TASK DESCRIPTION:
Count the lines below that hold "right". Give the number without comment.

THE INPUT:
────────

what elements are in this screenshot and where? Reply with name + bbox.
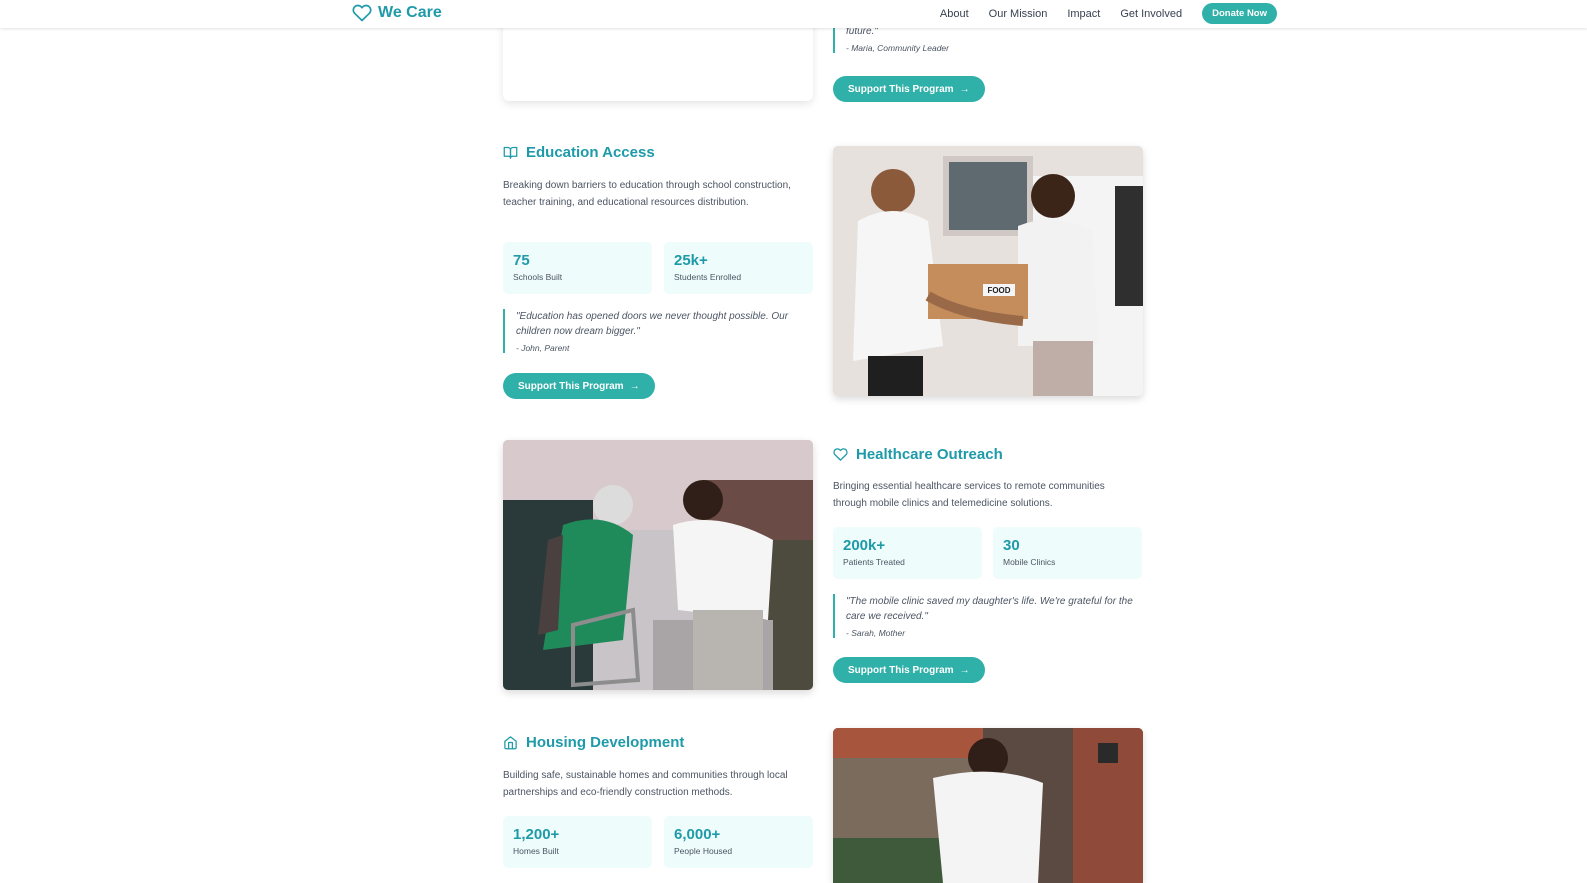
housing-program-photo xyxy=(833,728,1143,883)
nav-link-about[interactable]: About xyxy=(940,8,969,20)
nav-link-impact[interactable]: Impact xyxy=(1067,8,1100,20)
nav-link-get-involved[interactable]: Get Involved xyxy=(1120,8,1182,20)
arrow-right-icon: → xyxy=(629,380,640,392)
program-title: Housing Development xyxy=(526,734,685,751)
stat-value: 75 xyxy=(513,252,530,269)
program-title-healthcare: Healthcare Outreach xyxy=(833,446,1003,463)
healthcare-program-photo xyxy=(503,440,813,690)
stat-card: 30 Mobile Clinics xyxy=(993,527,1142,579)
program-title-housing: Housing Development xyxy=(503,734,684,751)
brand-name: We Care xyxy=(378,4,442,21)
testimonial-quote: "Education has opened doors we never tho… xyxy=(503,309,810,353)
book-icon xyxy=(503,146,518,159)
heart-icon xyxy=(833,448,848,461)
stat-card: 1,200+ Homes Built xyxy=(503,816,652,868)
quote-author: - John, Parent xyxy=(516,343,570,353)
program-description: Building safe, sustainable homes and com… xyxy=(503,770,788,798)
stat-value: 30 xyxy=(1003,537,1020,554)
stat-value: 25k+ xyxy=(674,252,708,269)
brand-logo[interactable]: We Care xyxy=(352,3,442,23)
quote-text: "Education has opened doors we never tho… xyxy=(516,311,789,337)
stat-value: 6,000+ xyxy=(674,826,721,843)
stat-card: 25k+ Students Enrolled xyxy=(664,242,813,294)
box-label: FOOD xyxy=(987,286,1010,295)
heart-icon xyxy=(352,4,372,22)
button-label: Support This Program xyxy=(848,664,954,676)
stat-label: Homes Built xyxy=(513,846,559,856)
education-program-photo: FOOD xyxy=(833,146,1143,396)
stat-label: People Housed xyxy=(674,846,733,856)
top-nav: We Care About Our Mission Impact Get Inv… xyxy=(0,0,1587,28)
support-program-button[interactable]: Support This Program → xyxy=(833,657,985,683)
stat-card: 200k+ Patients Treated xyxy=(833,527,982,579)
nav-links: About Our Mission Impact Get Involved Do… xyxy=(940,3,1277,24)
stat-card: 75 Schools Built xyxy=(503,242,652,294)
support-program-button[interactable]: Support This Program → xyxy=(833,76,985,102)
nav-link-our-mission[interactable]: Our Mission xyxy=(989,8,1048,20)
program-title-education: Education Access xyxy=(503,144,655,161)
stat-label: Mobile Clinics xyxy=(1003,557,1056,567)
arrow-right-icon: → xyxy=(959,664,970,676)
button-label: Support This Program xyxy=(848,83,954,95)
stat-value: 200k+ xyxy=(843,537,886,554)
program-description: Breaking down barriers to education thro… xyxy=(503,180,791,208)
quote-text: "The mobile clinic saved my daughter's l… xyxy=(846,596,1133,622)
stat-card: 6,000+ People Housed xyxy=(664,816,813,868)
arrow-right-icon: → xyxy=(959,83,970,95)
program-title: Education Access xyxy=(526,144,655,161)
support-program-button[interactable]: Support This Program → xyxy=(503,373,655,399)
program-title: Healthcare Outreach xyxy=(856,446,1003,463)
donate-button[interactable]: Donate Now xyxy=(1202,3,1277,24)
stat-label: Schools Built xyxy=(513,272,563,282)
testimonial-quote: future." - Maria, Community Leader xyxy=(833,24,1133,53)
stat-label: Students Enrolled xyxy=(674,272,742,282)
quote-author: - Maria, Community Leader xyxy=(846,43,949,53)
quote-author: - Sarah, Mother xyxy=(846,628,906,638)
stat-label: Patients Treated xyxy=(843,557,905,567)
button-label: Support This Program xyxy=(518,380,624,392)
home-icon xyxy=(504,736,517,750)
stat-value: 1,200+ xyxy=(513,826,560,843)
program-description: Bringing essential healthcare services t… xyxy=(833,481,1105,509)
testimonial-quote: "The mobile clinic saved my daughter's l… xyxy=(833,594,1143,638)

────────

RESULT OF THIS EXERCISE:
3